NTTファシリティーズ
FeatureNTTファシティーズジャーナル
2020年1月20日

海外の製造拠点におけるFMの展開

NSFエンゲージメントは,ソニーグループの海外の製造拠点でもファシリティマネジメント(FM)を展開しています。

課題を集約し付加価値を持った提案を実施

 環境負荷の低減をはじめ,雇用創出やワーカーの就労満足度向上などの社会的責任を果たしながら,費用対効果の高い施設運営を図る。企業に求められるこうした状況は,日本だけでなく海外でも同様です。
 ソニーグループの東南アジア地域における製造拠点はタイに3カ所,マレーシアに2カ所,インドに1カ所あり,我々はSonyTechnology(Thailand)Co.,Ltd.(STT)を拠点にして,ソニーからの指針と各拠点からの多岐にわたる課題を集約し,具現化へ向けたFMを統括して行っています(図1)。

図1 ソニーグループの東南アジア地域における製造拠点

 ソニーグループが掲げる環境負荷低減目標への対策として,SonyDeviceTechnology(Thailand)Co.,Ltd.(SDT)では半導体製作用クリーンルームの省エネ化を,STTChonburiPlantでは太陽光発電システムの導入を実施しました。
 クリーンルームの省エネ化は,品質を維持・向上させながら,エネルギーコストとCO₂排出量を約50%低減しています(図2)。導入にあたり,日本の環境技術を途上国に広げる「二国間クレジット」制度の採択を受け,環境省からの補助金を利用することでイニシャルコストを抑えています。
 太陽光発電システムの導入は,ソニーグループの海外製造拠点としては初となる取り組みで,環境負荷の低減,自家消費によるエネルギーコストの削減に加えて,タイでの税制緩和措置も受け,導入に関する付加価値を高めています(図3)。

__提供情報__.
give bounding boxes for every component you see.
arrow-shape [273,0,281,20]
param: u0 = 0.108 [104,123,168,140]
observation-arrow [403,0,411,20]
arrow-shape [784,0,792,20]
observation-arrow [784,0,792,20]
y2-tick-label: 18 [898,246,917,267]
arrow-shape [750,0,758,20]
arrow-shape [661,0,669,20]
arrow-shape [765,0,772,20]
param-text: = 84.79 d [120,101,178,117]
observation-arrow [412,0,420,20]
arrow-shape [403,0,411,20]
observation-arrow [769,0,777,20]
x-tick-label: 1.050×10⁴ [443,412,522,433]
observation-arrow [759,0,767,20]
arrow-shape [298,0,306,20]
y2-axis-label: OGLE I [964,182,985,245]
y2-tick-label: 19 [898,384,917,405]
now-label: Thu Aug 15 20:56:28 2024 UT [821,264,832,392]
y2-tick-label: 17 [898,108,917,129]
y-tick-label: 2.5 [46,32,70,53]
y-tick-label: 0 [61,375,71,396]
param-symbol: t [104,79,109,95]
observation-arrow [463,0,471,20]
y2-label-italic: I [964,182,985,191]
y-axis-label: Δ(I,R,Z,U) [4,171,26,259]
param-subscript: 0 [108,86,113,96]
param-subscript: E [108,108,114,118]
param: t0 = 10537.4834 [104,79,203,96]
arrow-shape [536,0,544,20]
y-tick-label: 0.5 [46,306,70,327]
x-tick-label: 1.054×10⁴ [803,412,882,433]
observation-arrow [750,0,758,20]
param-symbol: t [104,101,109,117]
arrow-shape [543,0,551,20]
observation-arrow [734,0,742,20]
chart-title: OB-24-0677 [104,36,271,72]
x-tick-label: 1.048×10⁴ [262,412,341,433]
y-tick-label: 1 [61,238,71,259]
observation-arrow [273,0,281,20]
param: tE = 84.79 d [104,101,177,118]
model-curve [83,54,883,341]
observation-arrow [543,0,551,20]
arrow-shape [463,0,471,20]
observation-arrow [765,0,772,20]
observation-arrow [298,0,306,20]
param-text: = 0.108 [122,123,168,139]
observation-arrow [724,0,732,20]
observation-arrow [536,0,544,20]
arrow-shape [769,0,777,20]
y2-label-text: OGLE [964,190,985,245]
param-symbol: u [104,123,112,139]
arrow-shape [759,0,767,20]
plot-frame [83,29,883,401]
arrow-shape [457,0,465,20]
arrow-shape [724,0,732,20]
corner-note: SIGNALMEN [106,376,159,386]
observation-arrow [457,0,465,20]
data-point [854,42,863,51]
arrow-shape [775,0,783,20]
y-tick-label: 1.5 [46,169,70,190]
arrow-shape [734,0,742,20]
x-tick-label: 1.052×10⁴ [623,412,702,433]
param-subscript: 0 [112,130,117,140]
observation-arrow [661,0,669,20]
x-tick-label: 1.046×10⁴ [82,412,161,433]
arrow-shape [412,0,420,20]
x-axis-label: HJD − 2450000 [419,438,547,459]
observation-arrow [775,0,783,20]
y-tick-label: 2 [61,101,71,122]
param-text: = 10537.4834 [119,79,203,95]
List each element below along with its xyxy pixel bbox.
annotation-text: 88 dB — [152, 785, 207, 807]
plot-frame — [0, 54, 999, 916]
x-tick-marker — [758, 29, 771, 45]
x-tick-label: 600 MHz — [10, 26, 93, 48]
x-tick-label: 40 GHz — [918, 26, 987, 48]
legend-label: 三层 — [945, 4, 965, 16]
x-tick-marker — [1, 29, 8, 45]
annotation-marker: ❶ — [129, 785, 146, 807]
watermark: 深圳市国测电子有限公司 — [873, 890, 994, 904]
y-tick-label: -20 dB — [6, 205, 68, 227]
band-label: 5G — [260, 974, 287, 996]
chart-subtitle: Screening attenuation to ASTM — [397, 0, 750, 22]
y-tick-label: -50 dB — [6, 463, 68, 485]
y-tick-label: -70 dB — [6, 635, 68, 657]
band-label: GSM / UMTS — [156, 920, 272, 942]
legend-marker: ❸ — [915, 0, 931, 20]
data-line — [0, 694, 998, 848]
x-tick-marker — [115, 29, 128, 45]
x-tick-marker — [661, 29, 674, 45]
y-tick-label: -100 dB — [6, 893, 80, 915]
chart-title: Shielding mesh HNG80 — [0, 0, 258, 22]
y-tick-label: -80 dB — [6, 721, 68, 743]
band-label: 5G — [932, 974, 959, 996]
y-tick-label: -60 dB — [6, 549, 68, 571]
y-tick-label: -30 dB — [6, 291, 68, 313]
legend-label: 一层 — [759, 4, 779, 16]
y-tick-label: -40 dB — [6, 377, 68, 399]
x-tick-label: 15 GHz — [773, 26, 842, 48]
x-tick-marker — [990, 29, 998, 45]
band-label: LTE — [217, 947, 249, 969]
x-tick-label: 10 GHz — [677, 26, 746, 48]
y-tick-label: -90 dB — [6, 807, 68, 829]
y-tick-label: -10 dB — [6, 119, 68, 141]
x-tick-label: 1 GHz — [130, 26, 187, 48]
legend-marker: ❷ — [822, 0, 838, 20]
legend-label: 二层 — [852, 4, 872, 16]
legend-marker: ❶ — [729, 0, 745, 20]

__課題__. 本文の「ソニーグループの東南アジア地域における製造拠点はタイに3」から「括して行っています(図1)。」までをすべて、「タイ」を「タイ王国」に書き換えて書き出してください。 項目は本文とは関係ありません。

__解答欄__.
ソニーグループの東南アジア地域における製造拠点はタイ王国に3カ所,マレーシアに2カ所,インドに1カ所あり,我々はSonyTechnology(Thailand)Co.,Ltd.(STT)を拠点にして,ソニーからの指針と各拠点からの多岐にわたる課題を集約し,具現化へ向けたFMを統括して行っています(図1)。